DIRECTIONS FOR THIS TASK:
Go through the entries and count the lines with the string "file" in them. Give only that number.

-*-

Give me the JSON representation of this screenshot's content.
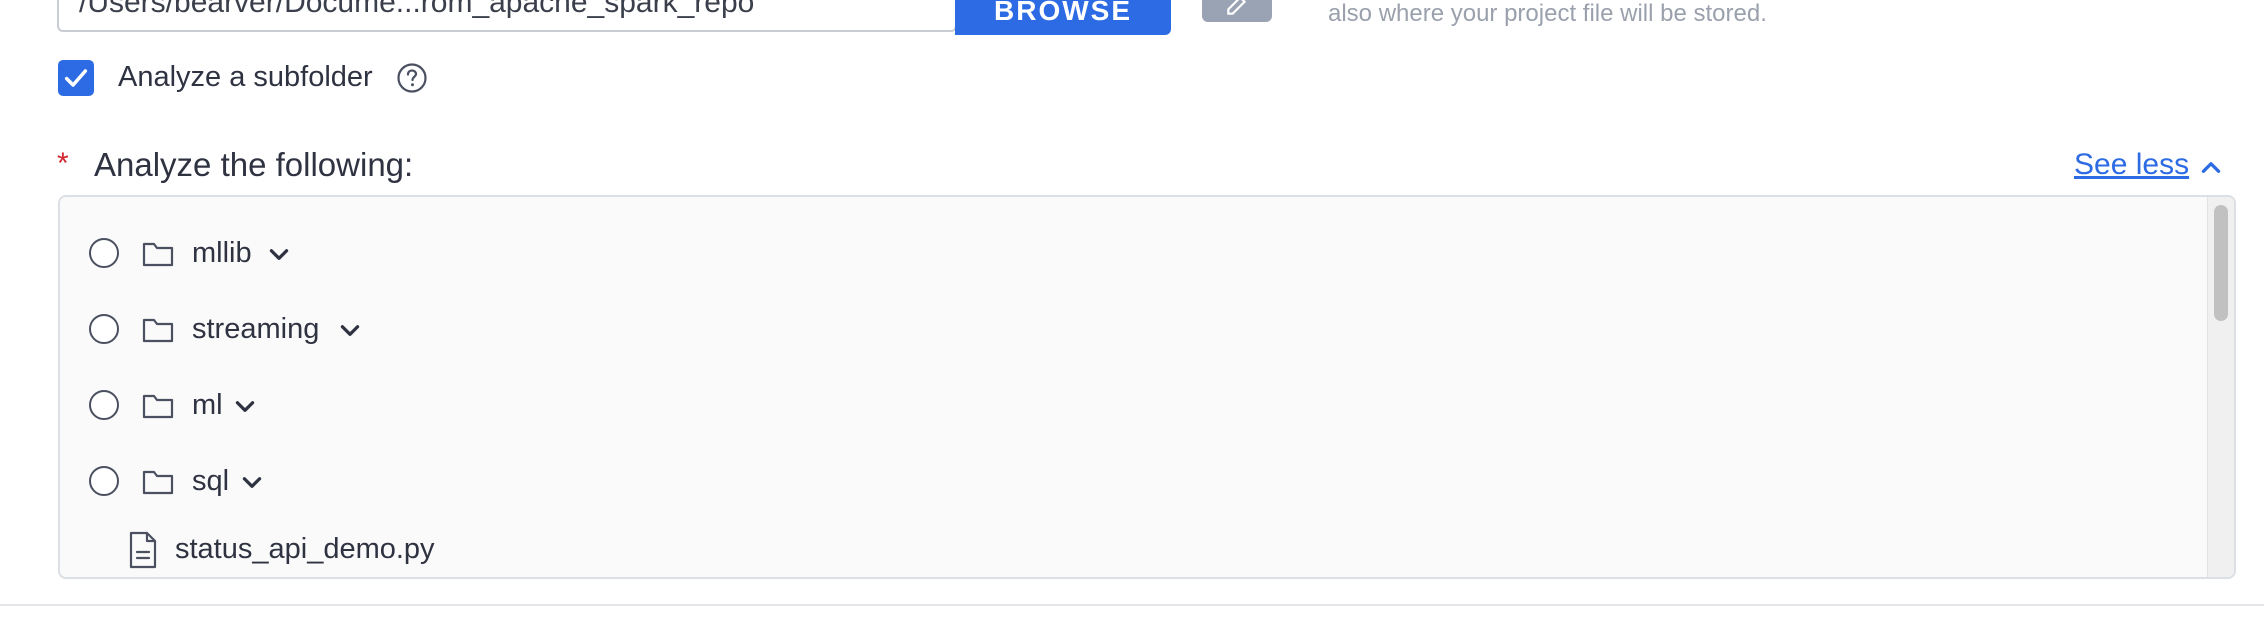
{
  "project": {
    "path_value": "/Users/bearver/Docume...rom_apache_spark_repo",
    "browse_label": "BROWSE",
    "helper_text": "also where your project file will be stored."
  },
  "subfolder": {
    "label": "Analyze a subfolder",
    "checked": true
  },
  "analyze": {
    "title": "Analyze the following:",
    "required_mark": "*",
    "see_less_label": "See less"
  },
  "tree": {
    "items": [
      {
        "label": "mllib",
        "type": "folder"
      },
      {
        "label": "streaming",
        "type": "folder"
      },
      {
        "label": "ml",
        "type": "folder"
      },
      {
        "label": "sql",
        "type": "folder"
      },
      {
        "label": "status_api_demo.py",
        "type": "file"
      }
    ]
  },
  "colors": {
    "accent": "#2d6be4",
    "required": "#d4262f",
    "muted_text": "#9aa1ad"
  },
  "icons": {
    "edit": "pencil-icon",
    "help": "question-circle-icon",
    "folder": "folder-icon",
    "file": "file-icon",
    "expand": "chevron-down-icon",
    "collapse": "chevron-up-icon",
    "check": "checkmark-icon"
  }
}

-*-

THE COMPLETED TASK:
3